(READING TEXT):
TCP VPNs are bad for several reasons - namely that TCP inside TCP will
generate excessive and unnecessary retransmissions.  That's why most
VPNs use UDP or IPSEC.  TCP in TCP will increase delay and/or
congestion on your links.

> The internet bandwidth is not that small .. but the users are doing a big amount of work and we would like to overcome the packets losses in case of using the UDP as the packets are not resend.
>
> Any advise for this?

Yes.  If you are using DSL/cable/other-commodity-circuit, I'd suggest
a second DSL circuit to be used only for VoIP.  Nobody likes to pay
for that, I know, but that's really the solution.

If you are using an (expensive) enterprise-class circuit (metro
ethernet, DS3, OC3, etc) for internet, work with your provider.  At
the very least, have the provider does some form of fair queuing and
you do the same, you'll probably eliminate 95% of your problem.  If
they are willing to do QoS to your specs, even better (but I wouldn't
count on this).

But clearly the way the circuit is configured today, you are having
packet loss (the cutting out of voice) or excessive queing of packets.
 This is because queues in routers are getting too full, and something
has to be dropped or something is arriving too late for the jitter
buffers on the VoIP equipment to compensate.  In otherwords, you are
bandwidth constrained.  So you need to either increase your bandwidth
(expensive!) or implement QoS of some type.

There are some ways to implement QoS on your end if your ISP won't
cooperate, but it's not a 100% perfect solution.

> What could be a solution that I can apply it to resolve the voice cutting if the Asterisk was using the internet that is shared with the users in the office that are doing download and browsing?

QoS.

> One more thing, what about using the Buffering or any other technique that can help to overcome packet losses due to the internet download and browsing?

Certainly.

If your problem is lost packets, you need QoS or bandwidth, but that
aside, increased buffers in routers might help or hurt, depending on
how things are behaving.  You can try both (your ISP will need to do
the same, if you are getting cut-outs on inbound packets; if you can
get your ISP to adjust this, you can probably get him to just
implement QoS and be done with this; If he can't implement QoS, at
least get him to do some sort of fair queuing!).

If your problem is excessively delayed (due to queuing) packets, you
also need QoS or bandwidth.  But you can increase the jitter buffer on
both ends of the VoIP call.  If you use a VoIP provider, they will
need to increase the buffer size on their end.  Of course this will
increase the amount of talk-over and result in less user satisfaction.
 Delay is a bad thing on phone calls.

(STATED EXERCISE 1): Reproduce the passage of the reply on VoIP call quality that begins at the words "If your problem is lost" and ends after "of fair queuing!).", swapping "ISP" for "service provider" wherever it occurs.
The entries that come next have no connection to the reply on VoIP call quality.

(Coordinate annotation entries):
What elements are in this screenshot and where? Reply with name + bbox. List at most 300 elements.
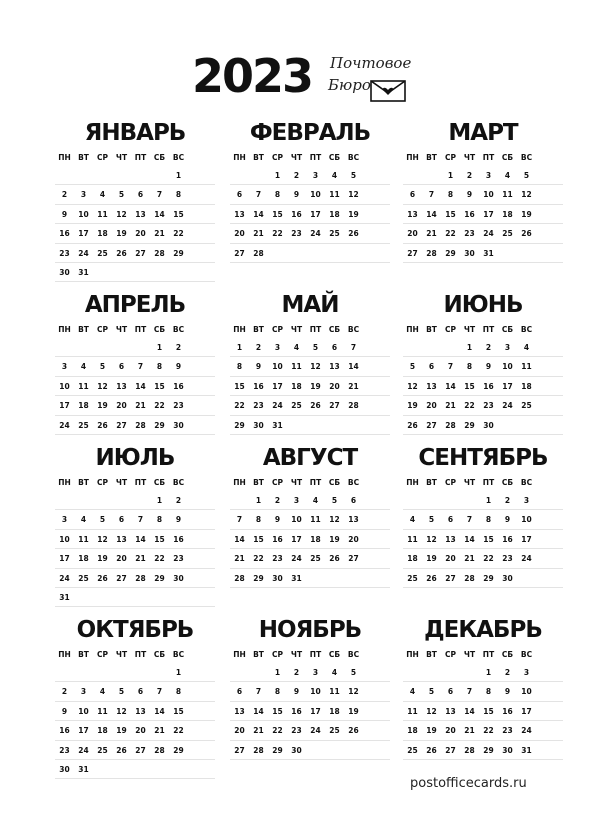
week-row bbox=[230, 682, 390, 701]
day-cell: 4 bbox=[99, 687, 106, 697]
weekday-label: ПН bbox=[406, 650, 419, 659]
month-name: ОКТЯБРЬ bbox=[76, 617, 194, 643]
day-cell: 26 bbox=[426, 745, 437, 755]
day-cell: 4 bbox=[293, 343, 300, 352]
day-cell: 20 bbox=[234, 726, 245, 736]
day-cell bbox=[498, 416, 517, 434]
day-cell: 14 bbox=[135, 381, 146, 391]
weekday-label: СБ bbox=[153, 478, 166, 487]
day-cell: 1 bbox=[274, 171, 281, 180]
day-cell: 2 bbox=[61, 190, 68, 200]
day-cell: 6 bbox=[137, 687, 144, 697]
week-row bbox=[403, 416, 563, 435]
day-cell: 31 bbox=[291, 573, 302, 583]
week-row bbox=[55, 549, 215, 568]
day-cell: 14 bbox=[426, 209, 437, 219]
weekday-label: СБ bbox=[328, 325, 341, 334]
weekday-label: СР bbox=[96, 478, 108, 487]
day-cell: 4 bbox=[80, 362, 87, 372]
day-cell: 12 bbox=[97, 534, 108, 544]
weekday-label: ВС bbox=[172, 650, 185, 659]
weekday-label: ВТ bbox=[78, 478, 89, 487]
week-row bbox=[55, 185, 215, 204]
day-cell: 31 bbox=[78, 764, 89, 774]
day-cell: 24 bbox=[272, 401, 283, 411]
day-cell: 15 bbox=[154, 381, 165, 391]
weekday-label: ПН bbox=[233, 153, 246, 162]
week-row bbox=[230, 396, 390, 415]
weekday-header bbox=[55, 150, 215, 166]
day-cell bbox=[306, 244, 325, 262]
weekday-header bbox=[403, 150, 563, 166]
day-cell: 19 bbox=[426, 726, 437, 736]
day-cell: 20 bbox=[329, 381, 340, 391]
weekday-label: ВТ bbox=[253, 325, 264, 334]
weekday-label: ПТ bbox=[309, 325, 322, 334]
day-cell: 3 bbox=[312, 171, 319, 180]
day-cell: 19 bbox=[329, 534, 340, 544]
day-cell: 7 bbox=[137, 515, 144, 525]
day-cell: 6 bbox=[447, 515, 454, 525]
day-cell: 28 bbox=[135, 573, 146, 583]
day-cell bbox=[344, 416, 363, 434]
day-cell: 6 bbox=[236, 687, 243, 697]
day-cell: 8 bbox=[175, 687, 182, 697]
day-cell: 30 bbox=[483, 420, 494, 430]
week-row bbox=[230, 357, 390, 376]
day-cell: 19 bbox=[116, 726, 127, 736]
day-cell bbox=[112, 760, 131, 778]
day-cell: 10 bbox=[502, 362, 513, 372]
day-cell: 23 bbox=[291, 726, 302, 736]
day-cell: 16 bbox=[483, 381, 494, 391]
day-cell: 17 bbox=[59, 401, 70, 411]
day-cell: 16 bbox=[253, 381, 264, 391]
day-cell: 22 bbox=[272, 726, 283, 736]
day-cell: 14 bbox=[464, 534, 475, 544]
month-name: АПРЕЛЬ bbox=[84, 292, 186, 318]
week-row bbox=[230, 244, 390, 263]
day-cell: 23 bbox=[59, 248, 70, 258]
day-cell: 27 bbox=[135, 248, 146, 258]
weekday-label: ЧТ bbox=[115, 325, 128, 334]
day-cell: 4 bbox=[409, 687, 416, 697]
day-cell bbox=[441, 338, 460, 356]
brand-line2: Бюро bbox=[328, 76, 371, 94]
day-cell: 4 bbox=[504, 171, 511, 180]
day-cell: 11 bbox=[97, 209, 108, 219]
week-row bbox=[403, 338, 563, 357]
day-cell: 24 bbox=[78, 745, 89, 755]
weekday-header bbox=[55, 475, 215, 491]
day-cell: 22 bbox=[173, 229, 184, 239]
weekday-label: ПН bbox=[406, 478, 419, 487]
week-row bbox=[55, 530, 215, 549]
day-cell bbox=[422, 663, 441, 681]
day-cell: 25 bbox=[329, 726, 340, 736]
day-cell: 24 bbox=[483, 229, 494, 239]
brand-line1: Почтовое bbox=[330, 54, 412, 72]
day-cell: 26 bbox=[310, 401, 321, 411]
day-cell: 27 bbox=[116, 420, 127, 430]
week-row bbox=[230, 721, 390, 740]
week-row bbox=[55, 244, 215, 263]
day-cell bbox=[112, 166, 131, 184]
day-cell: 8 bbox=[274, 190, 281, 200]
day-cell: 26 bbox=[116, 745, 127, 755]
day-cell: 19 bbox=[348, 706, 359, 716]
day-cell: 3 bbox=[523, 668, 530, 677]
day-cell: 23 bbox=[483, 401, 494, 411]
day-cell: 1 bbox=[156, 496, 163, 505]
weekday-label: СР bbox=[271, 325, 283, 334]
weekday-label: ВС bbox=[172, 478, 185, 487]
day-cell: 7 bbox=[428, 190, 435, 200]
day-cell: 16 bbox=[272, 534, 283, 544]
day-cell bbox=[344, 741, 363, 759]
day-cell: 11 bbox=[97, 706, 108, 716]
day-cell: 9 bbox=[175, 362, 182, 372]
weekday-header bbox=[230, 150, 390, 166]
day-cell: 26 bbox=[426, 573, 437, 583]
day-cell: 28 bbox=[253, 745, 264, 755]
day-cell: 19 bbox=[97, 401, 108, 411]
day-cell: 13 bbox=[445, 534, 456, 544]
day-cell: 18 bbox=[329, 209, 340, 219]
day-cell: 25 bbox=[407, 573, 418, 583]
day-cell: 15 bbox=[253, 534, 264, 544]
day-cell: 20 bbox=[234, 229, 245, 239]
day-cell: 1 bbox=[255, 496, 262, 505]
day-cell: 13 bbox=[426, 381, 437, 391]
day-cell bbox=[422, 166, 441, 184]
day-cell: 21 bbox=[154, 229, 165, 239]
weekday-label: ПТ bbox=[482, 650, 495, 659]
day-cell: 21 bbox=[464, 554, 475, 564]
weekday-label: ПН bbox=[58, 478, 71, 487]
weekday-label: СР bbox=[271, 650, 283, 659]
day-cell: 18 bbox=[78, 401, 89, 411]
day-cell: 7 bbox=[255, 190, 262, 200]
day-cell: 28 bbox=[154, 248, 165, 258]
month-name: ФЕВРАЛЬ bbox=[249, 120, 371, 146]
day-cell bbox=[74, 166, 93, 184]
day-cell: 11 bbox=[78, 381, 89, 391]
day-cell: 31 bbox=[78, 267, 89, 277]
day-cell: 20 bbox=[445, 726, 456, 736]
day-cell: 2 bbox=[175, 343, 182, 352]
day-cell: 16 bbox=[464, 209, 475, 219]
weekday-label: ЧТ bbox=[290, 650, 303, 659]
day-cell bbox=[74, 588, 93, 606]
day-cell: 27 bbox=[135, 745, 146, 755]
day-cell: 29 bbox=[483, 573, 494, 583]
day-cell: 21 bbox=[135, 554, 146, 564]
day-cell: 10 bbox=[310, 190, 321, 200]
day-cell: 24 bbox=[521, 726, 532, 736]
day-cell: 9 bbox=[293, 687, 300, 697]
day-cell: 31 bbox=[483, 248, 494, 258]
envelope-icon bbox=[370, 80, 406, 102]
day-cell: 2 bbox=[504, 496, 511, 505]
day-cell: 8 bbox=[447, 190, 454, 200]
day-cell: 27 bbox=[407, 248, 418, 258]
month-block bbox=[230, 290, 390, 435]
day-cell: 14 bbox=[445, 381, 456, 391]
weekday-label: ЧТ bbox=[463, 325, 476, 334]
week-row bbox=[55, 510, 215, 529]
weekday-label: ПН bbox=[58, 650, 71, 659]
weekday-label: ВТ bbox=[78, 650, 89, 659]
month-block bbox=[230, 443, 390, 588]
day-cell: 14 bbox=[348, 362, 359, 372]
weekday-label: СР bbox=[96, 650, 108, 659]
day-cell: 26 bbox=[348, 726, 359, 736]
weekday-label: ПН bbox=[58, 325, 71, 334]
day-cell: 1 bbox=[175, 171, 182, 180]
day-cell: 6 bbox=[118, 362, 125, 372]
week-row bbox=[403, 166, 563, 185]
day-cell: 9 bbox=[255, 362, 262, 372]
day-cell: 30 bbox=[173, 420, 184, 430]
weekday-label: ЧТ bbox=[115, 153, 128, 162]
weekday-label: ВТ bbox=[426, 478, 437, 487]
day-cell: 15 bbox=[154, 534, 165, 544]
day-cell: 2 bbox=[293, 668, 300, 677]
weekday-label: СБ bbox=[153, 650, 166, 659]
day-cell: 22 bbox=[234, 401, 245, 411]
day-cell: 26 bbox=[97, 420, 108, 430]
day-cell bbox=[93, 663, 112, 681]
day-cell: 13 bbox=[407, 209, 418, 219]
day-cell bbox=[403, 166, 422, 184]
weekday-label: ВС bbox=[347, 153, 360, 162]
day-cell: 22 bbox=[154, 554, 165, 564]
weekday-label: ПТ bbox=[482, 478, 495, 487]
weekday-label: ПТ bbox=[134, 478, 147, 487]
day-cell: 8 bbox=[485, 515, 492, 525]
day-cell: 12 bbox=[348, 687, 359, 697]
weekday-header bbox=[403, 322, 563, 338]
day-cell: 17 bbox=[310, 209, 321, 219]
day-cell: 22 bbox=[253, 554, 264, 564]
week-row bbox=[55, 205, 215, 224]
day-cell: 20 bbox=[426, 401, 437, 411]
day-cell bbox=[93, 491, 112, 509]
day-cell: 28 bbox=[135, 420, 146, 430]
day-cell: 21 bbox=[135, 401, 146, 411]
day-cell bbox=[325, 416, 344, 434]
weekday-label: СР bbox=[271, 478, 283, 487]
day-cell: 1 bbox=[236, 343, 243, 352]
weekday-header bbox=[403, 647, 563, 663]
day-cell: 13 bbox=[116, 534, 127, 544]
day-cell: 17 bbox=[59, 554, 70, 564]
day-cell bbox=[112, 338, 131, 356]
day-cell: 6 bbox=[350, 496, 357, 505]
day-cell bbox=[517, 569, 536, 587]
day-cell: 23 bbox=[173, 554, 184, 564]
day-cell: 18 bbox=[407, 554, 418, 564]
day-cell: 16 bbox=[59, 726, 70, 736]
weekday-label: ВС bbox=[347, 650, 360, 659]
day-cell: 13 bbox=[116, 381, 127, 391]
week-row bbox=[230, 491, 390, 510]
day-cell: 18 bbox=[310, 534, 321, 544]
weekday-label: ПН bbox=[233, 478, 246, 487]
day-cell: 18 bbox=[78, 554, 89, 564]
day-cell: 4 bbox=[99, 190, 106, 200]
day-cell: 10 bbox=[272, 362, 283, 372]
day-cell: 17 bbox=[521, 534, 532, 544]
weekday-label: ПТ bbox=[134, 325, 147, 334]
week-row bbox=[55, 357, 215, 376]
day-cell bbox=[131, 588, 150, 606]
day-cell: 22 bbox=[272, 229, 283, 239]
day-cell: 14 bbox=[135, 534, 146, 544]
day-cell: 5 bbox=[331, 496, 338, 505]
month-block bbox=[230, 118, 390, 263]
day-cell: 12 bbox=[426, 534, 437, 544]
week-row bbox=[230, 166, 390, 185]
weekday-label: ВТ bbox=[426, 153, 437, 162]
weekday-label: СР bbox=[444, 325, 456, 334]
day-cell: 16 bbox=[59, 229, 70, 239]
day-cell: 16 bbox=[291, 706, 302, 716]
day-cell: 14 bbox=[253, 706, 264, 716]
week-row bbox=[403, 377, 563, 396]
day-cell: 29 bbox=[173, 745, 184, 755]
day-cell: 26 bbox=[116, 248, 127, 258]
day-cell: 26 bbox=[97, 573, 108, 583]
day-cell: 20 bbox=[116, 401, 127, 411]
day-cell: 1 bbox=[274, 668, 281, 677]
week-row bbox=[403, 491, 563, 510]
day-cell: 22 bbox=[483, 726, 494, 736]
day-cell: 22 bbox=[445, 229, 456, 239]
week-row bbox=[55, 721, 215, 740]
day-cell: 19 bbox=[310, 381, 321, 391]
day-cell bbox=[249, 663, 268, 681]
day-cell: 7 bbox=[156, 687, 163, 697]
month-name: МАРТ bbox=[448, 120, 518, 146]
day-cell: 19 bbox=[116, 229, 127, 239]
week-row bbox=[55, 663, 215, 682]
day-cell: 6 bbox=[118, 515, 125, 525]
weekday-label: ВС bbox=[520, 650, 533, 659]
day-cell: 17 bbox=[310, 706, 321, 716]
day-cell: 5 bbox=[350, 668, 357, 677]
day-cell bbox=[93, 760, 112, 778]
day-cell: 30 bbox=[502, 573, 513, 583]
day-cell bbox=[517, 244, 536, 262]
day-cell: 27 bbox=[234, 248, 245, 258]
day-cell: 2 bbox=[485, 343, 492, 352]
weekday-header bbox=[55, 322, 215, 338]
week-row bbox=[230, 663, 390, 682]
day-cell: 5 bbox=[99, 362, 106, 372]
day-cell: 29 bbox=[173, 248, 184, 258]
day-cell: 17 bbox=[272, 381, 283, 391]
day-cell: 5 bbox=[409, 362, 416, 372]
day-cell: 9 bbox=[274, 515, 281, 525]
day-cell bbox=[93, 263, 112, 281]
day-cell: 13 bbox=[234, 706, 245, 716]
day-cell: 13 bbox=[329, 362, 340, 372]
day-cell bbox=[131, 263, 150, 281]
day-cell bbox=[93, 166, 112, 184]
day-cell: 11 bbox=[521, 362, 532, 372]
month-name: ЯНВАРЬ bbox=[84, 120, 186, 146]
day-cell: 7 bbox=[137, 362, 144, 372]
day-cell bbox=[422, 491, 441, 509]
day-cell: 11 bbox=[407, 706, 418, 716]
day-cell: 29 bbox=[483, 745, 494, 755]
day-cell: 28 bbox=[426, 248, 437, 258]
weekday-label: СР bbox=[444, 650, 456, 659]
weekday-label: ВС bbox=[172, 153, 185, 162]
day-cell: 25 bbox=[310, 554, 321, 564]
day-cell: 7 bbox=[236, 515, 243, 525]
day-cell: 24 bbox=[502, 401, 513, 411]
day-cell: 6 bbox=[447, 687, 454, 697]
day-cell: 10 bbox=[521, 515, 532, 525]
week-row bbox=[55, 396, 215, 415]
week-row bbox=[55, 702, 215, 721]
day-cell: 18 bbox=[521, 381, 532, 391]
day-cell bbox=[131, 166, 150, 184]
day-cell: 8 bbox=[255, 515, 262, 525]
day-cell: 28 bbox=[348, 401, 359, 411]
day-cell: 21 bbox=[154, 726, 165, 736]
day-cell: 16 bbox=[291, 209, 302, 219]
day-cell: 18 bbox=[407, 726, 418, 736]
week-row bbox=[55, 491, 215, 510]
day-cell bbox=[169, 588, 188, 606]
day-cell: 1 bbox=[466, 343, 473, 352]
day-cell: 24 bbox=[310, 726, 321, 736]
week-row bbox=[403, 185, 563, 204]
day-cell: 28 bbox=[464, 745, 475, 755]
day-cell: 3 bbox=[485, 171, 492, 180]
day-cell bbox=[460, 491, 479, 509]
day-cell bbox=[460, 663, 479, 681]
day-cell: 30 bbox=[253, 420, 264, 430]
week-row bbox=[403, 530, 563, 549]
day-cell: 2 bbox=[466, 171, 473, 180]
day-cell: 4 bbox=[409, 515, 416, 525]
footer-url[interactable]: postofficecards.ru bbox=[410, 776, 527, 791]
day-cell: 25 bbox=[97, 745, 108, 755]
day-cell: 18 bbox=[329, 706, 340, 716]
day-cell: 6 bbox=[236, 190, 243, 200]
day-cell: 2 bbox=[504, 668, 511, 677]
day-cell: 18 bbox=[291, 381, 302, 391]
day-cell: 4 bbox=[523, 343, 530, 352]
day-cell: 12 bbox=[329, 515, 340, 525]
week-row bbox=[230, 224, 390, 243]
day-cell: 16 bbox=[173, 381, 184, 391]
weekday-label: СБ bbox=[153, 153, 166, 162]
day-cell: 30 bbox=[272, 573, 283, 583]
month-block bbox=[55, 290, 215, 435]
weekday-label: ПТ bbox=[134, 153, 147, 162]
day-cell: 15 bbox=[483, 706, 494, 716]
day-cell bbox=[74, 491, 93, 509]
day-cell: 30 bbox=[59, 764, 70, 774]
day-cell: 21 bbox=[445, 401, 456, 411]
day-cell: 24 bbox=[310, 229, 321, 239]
* * *
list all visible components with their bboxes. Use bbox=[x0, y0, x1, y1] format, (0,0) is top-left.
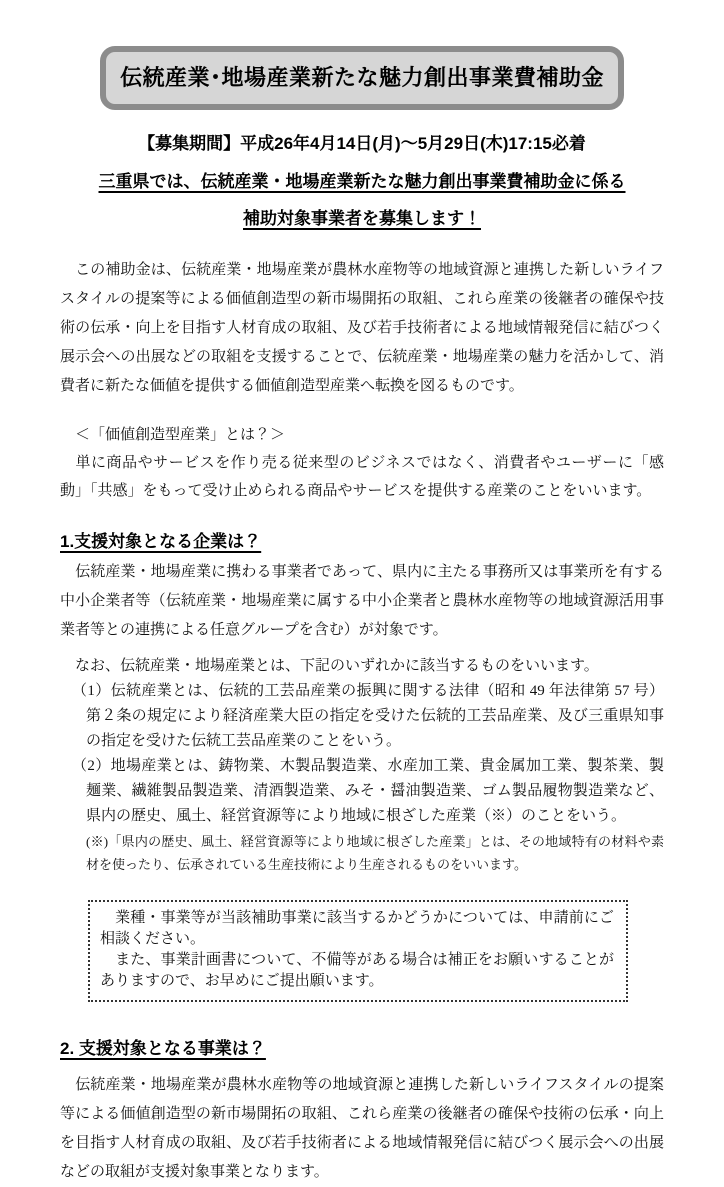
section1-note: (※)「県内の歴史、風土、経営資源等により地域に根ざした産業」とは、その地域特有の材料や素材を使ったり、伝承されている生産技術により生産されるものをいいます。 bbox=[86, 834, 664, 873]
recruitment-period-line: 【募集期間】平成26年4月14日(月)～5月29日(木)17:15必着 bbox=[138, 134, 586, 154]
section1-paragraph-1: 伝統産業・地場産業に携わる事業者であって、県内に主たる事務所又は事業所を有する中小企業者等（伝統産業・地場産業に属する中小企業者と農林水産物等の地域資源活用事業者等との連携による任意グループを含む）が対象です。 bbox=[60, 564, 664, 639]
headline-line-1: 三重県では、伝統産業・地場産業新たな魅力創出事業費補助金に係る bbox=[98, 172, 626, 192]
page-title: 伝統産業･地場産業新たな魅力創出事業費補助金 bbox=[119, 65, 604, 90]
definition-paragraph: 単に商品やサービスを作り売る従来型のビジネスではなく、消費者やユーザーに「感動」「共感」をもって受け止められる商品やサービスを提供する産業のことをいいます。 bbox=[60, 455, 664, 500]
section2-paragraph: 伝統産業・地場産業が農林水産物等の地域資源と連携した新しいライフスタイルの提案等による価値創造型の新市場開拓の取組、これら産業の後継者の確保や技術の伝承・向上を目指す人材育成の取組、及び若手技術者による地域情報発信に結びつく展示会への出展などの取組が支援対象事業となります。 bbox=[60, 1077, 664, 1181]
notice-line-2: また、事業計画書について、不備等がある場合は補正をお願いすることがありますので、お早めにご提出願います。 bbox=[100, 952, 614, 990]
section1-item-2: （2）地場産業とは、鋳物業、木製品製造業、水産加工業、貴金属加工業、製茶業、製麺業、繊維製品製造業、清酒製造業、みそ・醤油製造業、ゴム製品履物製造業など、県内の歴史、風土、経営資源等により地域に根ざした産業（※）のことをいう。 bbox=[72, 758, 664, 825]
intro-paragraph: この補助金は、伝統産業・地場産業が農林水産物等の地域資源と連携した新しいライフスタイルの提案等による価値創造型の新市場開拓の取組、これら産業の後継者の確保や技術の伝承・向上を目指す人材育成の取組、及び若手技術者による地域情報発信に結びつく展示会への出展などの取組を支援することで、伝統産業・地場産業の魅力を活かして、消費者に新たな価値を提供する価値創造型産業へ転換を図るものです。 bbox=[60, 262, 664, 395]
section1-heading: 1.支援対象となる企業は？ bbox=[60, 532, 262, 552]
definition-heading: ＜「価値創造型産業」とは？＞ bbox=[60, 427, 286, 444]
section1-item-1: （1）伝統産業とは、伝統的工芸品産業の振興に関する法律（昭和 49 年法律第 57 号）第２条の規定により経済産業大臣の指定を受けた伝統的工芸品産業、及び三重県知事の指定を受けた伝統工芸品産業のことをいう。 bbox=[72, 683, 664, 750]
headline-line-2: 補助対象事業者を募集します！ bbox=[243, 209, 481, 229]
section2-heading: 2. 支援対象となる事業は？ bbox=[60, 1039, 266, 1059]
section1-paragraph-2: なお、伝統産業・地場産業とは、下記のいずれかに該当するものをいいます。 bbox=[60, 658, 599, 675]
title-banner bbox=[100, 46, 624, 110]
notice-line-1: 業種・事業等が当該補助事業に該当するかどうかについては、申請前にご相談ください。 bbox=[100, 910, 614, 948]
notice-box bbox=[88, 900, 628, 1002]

(STATED EXERCISE 2): Give the entry lines as a numbered list without blank lines, beginning at the line that contains "834, 664, 873]" and stopping after the line that contains "headline-line-2: 補助対象事業者を募集します！ bbox=[243, 209, 481, 229]".

(EXERCISE OUTPUT 1):
If your problem is lost packets, you need QoS or bandwidth, but that
aside, increased buffers in routers might help or hurt, depending on
how things are behaving.  You can try both (your service provider will need to do
the same, if you are getting cut-outs on inbound packets; if you can
get your service provider to adjust this, you can probably get him to just
implement QoS and be done with this; If he can't implement QoS, at
least get him to do some sort of fair queuing!).

(EXERCISE OUTPUT 2):
1. section1-note: (※)「県内の歴史、風土、経営資源等により地域に根ざした産業」とは、その地域特有の材料や素材を使ったり、伝承されている生産技術により生産されるものをいいます。 bbox=[86, 834, 664, 873]
2. recruitment-period-line: 【募集期間】平成26年4月14日(月)～5月29日(木)17:15必着 bbox=[138, 134, 586, 154]
3. section1-paragraph-1: 伝統産業・地場産業に携わる事業者であって、県内に主たる事務所又は事業所を有する中小企業者等（伝統産業・地場産業に属する中小企業者と農林水産物等の地域資源活用事業者等との連携による任意グループを含む）が対象です。 bbox=[60, 564, 664, 639]
4. headline-line-1: 三重県では、伝統産業・地場産業新たな魅力創出事業費補助金に係る bbox=[98, 172, 626, 192]
5. page-title: 伝統産業･地場産業新たな魅力創出事業費補助金 bbox=[119, 65, 604, 90]
6. definition-paragraph: 単に商品やサービスを作り売る従来型のビジネスではなく、消費者やユーザーに「感動」「共感」をもって受け止められる商品やサービスを提供する産業のことをいいます。 bbox=[60, 455, 664, 500]
7. section2-paragraph: 伝統産業・地場産業が農林水産物等の地域資源と連携した新しいライフスタイルの提案等による価値創造型の新市場開拓の取組、これら産業の後継者の確保や技術の伝承・向上を目指す人材育成の取組、及び若手技術者による地域情報発信に結びつく展示会への出展などの取組が支援対象事業となります。 bbox=[60, 1077, 664, 1181]
8. notice-line-2: また、事業計画書について、不備等がある場合は補正をお願いすることがありますので、お早めにご提出願います。 bbox=[100, 952, 614, 990]
9. section1-item-2: （2）地場産業とは、鋳物業、木製品製造業、水産加工業、貴金属加工業、製茶業、製麺業、繊維製品製造業、清酒製造業、みそ・醤油製造業、ゴム製品履物製造業など、県内の歴史、風土、経営資源等により地域に根ざした産業（※）のことをいう。 bbox=[72, 758, 664, 825]
10. intro-paragraph: この補助金は、伝統産業・地場産業が農林水産物等の地域資源と連携した新しいライフスタイルの提案等による価値創造型の新市場開拓の取組、これら産業の後継者の確保や技術の伝承・向上を目指す人材育成の取組、及び若手技術者による地域情報発信に結びつく展示会への出展などの取組を支援することで、伝統産業・地場産業の魅力を活かして、消費者に新たな価値を提供する価値創造型産業へ転換を図るものです。 bbox=[60, 262, 664, 395]
11. section1-heading: 1.支援対象となる企業は？ bbox=[60, 532, 262, 552]
12. definition-heading: ＜「価値創造型産業」とは？＞ bbox=[60, 427, 286, 444]
13. section1-item-1: （1）伝統産業とは、伝統的工芸品産業の振興に関する法律（昭和 49 年法律第 57 号）第２条の規定により経済産業大臣の指定を受けた伝統的工芸品産業、及び三重県知事の指定を受けた伝統工芸品産業のことをいう。 bbox=[72, 683, 664, 750]
14. headline-line-2: 補助対象事業者を募集します！ bbox=[243, 209, 481, 229]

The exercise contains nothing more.